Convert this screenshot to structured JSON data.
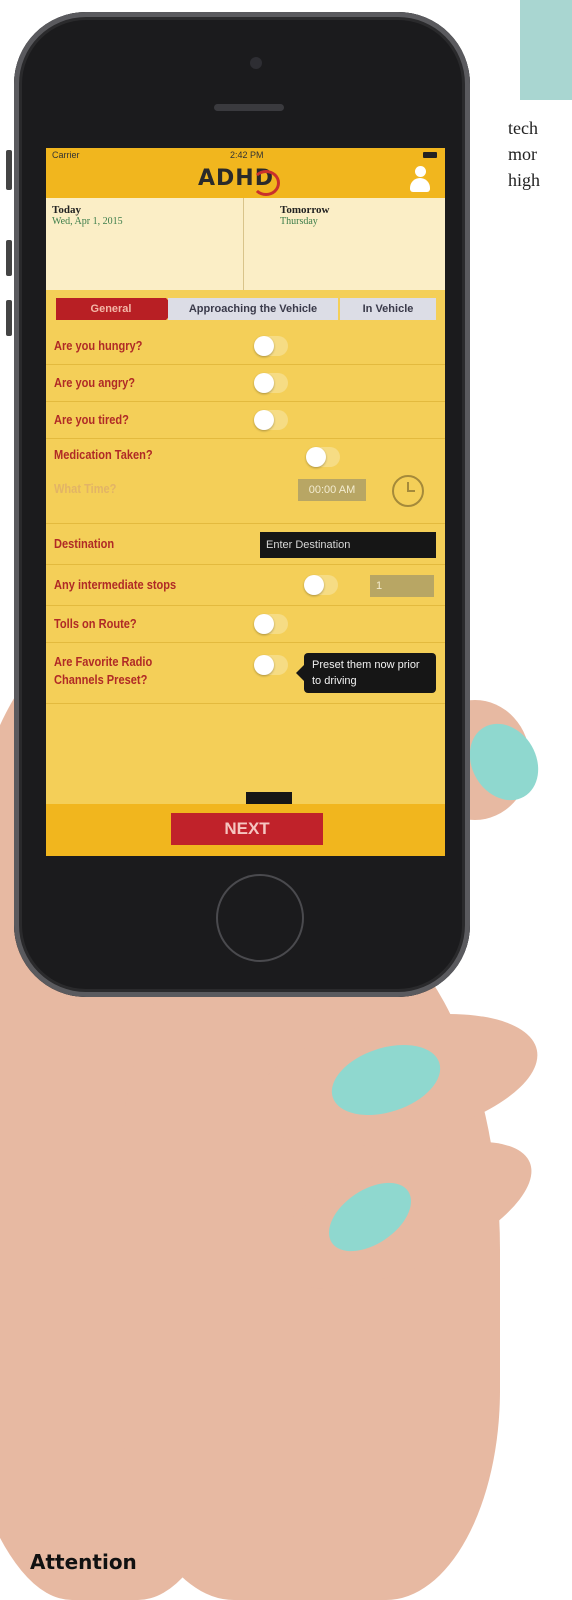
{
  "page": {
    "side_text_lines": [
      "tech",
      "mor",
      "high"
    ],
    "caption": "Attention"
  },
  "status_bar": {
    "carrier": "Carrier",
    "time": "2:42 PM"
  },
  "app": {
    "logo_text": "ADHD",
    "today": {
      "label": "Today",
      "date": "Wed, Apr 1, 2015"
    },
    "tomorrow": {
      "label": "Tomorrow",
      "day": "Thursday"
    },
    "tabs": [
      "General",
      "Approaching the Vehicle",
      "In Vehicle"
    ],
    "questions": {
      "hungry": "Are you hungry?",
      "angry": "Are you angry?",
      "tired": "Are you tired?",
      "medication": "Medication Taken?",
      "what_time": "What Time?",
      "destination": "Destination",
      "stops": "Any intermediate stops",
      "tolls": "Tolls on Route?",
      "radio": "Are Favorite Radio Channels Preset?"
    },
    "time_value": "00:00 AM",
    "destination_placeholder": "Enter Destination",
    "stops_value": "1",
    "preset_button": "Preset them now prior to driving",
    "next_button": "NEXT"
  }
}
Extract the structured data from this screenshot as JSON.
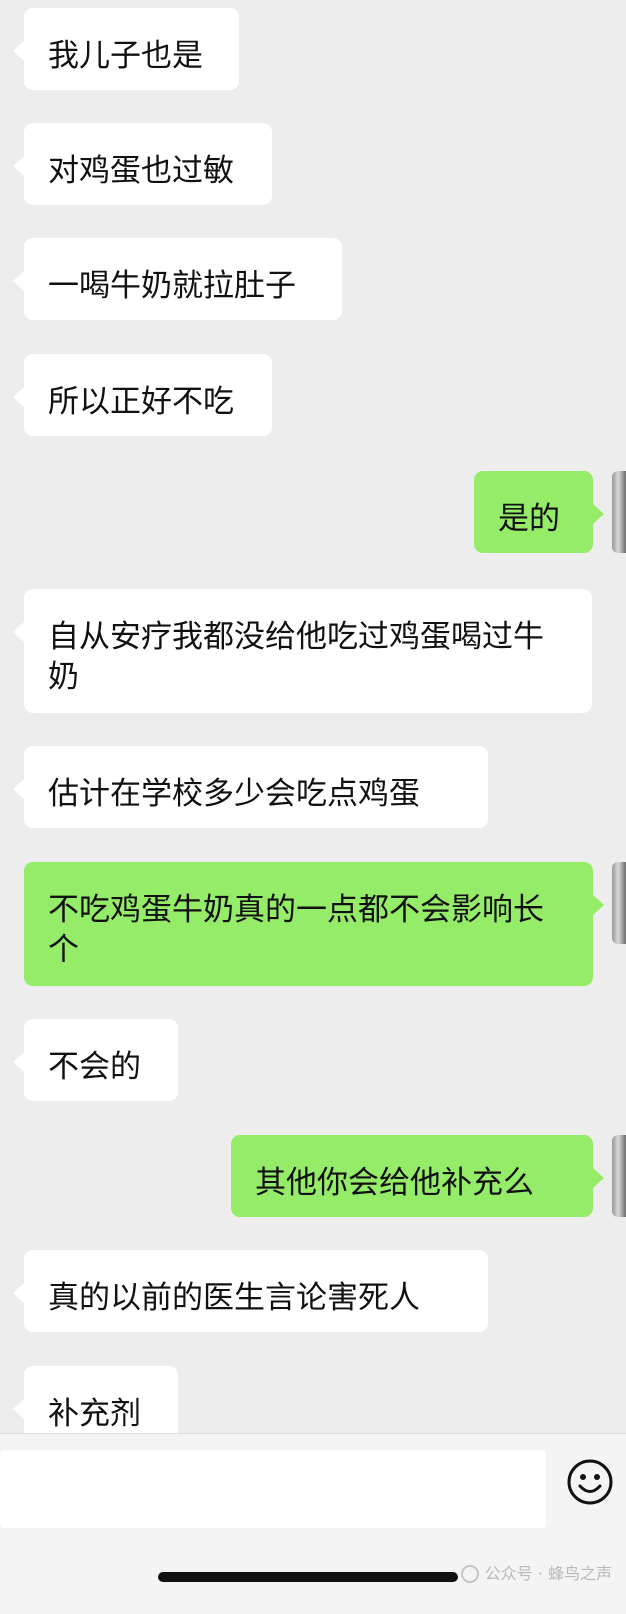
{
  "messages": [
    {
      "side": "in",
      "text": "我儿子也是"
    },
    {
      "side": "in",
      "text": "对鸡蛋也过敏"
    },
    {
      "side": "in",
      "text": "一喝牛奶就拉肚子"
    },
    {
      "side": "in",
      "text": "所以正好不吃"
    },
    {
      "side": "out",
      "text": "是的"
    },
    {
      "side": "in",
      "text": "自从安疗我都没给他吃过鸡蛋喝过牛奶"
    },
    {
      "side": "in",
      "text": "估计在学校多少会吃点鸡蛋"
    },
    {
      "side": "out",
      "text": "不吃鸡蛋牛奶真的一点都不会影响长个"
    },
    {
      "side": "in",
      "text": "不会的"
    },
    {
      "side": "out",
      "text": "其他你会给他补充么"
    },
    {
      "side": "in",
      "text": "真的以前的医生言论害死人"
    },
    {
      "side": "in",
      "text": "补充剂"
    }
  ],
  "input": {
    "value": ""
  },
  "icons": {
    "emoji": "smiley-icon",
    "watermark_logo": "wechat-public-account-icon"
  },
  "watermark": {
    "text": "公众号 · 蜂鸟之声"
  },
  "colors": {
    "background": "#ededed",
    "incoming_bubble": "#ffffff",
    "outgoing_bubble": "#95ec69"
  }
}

* * *

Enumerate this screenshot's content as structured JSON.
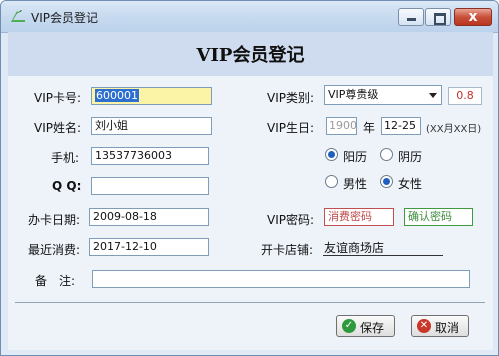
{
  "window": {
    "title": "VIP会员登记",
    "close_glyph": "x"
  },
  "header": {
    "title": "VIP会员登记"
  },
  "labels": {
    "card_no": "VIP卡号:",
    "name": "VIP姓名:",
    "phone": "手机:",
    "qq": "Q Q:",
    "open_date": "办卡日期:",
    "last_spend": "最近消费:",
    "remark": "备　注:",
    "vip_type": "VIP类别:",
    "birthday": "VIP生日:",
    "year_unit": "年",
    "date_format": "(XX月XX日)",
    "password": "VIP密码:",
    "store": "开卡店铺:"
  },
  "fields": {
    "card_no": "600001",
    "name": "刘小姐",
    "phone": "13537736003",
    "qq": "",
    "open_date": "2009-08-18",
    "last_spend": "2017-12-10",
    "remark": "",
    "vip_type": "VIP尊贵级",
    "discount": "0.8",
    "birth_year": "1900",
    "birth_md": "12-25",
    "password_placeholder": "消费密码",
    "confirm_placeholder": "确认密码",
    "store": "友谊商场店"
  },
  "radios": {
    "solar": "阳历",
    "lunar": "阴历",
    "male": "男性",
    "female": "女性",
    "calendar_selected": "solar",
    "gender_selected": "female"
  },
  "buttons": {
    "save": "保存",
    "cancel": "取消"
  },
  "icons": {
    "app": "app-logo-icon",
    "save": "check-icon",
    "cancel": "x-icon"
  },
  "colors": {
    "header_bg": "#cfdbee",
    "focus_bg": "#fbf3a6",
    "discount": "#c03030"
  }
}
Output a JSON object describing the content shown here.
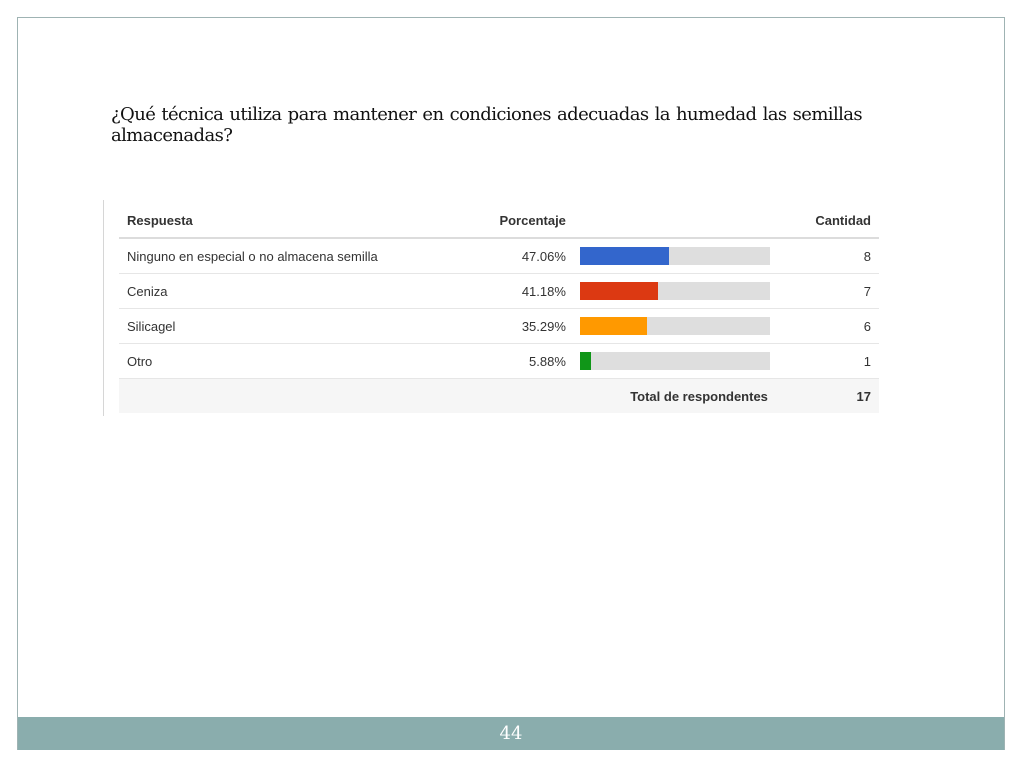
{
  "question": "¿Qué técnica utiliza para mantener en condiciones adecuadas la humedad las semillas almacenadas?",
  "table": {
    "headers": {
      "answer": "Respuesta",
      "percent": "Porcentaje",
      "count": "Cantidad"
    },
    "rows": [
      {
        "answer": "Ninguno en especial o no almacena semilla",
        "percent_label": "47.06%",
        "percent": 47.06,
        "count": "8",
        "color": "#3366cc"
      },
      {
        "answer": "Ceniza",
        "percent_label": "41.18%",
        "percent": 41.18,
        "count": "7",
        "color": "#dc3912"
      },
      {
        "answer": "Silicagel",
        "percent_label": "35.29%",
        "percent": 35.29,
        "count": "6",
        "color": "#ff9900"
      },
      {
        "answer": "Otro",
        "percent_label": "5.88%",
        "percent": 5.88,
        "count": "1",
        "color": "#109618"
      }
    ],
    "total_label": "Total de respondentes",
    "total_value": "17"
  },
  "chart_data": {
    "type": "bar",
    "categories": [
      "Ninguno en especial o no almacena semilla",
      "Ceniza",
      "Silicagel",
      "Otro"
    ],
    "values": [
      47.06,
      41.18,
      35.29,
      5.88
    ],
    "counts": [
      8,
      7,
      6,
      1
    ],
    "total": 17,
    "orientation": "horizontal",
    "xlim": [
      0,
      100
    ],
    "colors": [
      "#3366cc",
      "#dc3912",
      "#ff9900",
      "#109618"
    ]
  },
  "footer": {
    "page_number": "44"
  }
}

## CHALLENGE
Go through the preceding material and copy each line that has the word "especial".

## FINISHED TASK
        "answer": "Ninguno en especial o no almacena semilla",
      "Ninguno en especial o no almacena semilla",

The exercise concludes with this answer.